(Aim): Every line of the records must be repeated exactly; pictures stay out.

(Dataset records):
>> Begin

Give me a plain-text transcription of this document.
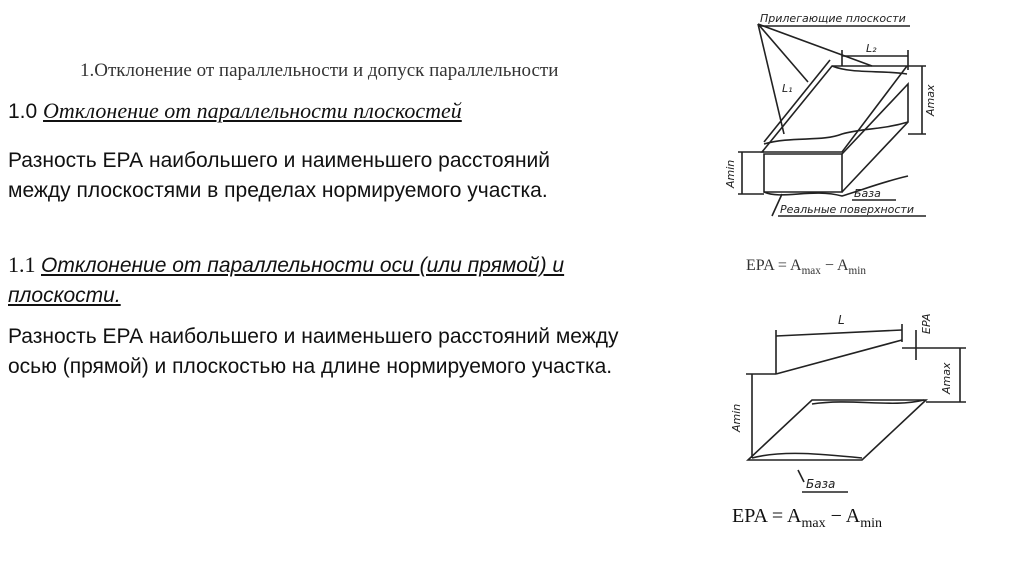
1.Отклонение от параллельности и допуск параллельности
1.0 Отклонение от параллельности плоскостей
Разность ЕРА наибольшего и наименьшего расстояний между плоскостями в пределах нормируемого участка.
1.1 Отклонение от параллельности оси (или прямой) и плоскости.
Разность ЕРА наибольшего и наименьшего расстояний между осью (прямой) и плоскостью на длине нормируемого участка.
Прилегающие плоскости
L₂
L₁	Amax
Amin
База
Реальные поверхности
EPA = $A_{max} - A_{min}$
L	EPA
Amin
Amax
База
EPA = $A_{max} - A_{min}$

>> End

(Expected answer):
Give me a plain-text transcription of this document.
1.Отклонение от параллельности и допуск параллельности
1.0 Отклонение от параллельности плоскостей
Разность ЕРА наибольшего и наименьшего расстояний между плоскостями в пределах нормируемого участка.
1.1 Отклонение от параллельности оси (или прямой) и плоскости.
Разность ЕРА наибольшего и наименьшего расстояний между осью (прямой) и плоскостью на длине нормируемого участка.
Прилегающие плоскости
L₂
L₁	Amax
Amin
База
Реальные поверхности
EPA = $A_{max} - A_{min}$
L	EPA
Amin
Amax
База
EPA = $A_{max} - A_{min}$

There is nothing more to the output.